** Start Data for this task **
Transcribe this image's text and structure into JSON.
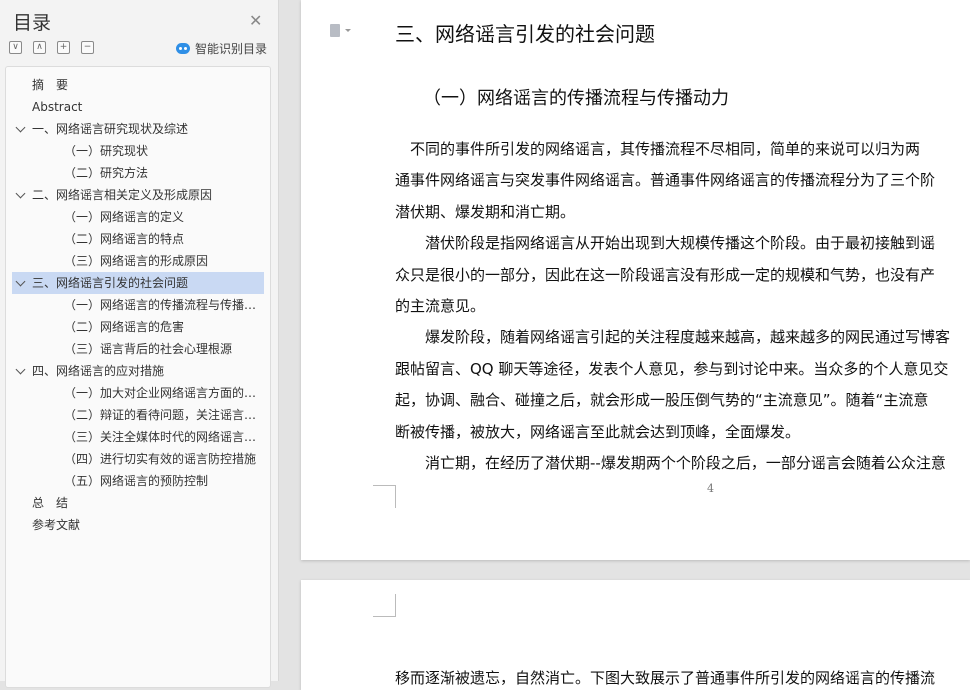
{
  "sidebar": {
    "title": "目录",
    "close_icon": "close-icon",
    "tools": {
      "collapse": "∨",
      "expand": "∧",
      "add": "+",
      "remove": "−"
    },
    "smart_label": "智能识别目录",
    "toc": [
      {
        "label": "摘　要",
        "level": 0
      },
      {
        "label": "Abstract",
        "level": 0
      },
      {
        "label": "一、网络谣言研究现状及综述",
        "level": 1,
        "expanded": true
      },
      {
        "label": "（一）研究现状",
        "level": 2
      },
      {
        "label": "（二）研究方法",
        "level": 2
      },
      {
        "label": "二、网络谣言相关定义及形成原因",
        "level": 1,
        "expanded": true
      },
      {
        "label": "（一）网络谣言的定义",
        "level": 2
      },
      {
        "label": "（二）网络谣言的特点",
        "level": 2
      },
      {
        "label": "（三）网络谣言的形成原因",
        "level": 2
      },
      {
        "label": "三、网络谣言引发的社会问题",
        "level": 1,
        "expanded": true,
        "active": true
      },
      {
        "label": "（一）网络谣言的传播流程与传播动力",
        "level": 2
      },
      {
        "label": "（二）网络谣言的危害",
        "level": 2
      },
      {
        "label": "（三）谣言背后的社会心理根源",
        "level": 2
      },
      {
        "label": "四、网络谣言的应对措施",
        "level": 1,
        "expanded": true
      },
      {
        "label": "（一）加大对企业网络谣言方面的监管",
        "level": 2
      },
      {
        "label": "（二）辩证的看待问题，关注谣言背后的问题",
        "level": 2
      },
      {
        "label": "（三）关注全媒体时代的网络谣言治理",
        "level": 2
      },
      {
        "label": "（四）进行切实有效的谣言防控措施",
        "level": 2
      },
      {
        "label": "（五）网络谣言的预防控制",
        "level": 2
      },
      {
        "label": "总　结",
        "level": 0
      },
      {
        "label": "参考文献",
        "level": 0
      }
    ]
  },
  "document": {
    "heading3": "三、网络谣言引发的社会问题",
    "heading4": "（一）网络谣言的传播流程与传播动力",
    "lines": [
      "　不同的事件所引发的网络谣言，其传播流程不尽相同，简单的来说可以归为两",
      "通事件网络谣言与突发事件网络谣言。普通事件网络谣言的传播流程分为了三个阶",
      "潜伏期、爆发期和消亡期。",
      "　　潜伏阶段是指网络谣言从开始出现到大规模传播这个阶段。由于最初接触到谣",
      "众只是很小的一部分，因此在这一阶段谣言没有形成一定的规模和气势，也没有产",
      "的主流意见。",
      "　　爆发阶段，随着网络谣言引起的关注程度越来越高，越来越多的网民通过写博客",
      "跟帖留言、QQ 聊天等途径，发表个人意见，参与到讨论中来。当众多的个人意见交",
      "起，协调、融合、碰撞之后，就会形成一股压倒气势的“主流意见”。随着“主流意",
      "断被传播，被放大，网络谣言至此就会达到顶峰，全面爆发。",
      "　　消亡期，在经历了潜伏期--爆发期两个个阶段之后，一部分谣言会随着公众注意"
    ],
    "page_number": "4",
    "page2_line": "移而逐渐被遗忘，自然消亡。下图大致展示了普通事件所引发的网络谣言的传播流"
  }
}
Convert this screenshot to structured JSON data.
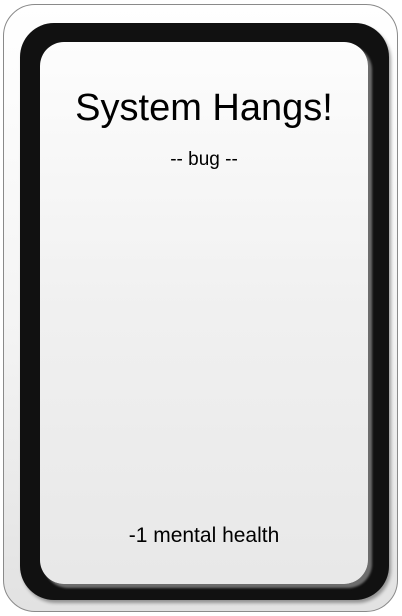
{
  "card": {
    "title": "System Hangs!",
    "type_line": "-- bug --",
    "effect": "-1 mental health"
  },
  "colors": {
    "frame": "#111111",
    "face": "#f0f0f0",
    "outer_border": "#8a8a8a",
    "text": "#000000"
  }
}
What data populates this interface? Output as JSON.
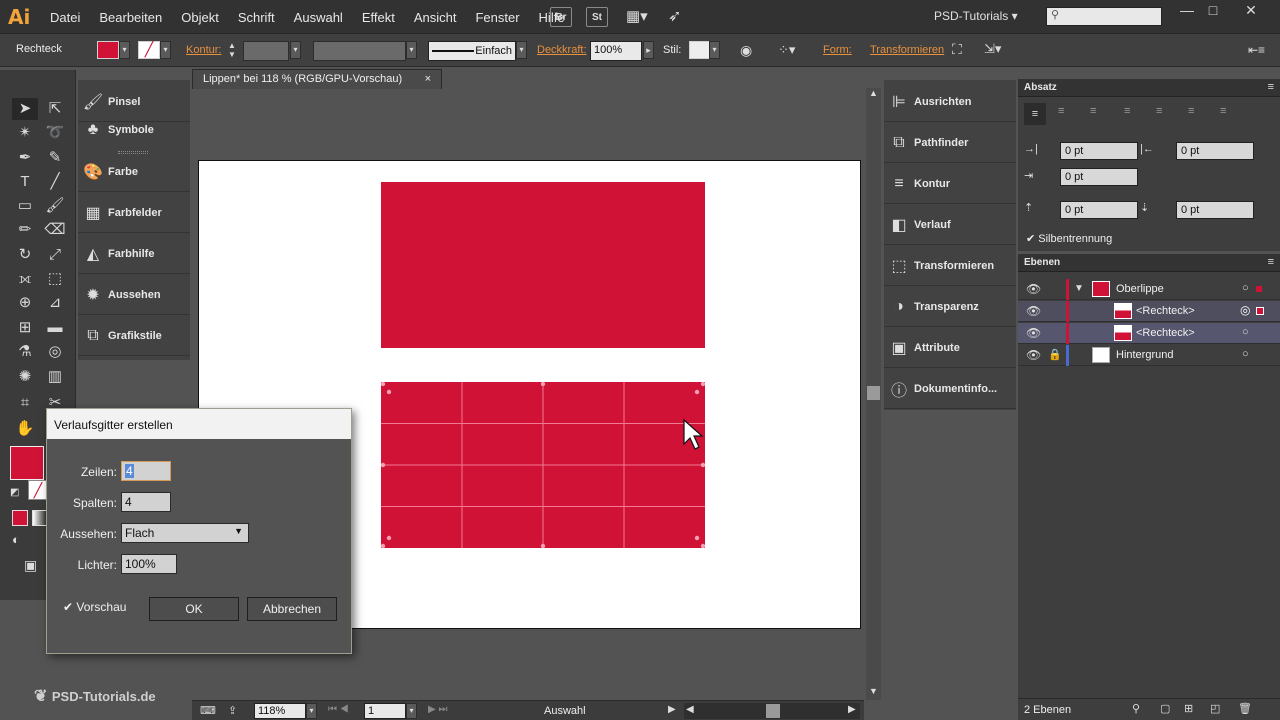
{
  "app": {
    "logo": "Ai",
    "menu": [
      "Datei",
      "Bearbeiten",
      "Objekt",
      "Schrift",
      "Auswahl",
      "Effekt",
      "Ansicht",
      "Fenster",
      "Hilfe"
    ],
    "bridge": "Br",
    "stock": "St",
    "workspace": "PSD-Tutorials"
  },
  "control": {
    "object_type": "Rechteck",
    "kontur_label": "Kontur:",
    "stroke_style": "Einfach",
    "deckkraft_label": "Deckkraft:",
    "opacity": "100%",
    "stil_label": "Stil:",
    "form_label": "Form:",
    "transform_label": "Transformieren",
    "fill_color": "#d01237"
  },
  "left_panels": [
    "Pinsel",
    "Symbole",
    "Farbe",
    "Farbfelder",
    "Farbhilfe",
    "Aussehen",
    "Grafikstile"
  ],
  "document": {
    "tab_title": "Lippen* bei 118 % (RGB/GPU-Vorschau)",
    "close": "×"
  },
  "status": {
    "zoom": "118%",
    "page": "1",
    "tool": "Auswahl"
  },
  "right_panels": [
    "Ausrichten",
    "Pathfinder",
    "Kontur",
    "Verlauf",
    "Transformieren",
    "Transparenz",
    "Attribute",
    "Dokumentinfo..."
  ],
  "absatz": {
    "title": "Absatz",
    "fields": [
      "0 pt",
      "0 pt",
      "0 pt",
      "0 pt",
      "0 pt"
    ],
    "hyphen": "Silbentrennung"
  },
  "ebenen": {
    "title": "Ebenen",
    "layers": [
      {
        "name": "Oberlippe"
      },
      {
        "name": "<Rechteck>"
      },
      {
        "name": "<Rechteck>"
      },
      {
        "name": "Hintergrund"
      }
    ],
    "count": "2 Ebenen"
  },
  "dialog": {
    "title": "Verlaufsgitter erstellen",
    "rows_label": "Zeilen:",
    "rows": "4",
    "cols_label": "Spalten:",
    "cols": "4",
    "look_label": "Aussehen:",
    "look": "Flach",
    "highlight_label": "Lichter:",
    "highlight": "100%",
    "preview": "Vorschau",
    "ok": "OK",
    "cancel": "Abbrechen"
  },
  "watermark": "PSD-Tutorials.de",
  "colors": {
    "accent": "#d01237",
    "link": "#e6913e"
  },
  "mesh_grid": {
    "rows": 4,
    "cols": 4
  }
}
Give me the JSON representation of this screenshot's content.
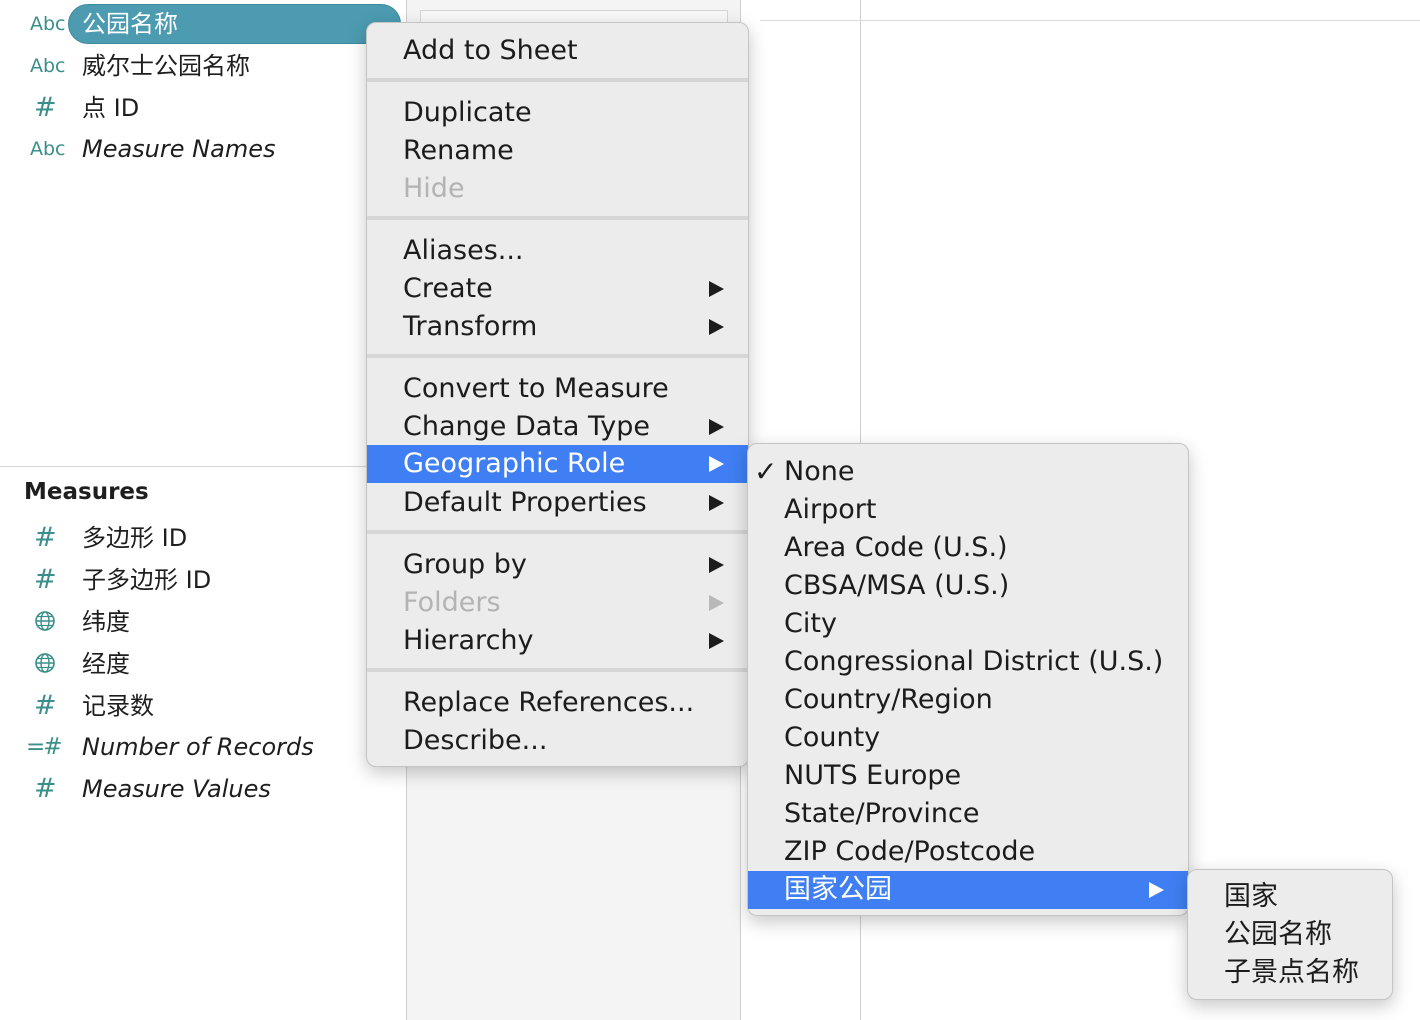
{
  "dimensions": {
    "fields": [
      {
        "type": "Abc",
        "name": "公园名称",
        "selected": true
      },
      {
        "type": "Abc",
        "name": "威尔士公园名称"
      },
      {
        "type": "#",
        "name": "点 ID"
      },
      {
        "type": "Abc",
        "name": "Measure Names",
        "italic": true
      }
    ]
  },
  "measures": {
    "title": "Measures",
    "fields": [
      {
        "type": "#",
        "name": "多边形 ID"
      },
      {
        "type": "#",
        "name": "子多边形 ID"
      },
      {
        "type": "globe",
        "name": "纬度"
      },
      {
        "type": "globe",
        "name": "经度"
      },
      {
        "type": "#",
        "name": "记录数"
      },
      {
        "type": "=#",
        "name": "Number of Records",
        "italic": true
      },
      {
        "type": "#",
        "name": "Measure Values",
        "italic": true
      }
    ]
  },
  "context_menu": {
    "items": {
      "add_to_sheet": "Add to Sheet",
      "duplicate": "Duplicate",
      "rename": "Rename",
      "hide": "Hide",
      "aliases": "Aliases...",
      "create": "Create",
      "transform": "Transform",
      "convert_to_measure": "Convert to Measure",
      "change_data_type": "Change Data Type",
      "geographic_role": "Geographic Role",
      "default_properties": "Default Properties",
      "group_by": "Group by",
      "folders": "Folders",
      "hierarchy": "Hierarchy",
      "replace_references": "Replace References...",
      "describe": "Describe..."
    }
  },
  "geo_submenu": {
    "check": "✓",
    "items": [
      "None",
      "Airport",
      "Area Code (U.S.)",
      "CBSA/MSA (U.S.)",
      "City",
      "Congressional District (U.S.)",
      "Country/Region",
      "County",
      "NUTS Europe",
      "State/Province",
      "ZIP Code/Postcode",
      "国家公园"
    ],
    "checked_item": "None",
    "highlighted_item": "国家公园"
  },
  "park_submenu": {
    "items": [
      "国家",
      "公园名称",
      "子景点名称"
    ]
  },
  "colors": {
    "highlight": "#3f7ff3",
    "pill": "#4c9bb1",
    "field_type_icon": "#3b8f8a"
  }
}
** End Data for this task **
== Stated exercise ==
Scan the listing above and copy all lines containing the word "Convert".

== Reply ==
Convert this screenshot to structured JSON data.
      "convert_to_measure": "Convert to Measure",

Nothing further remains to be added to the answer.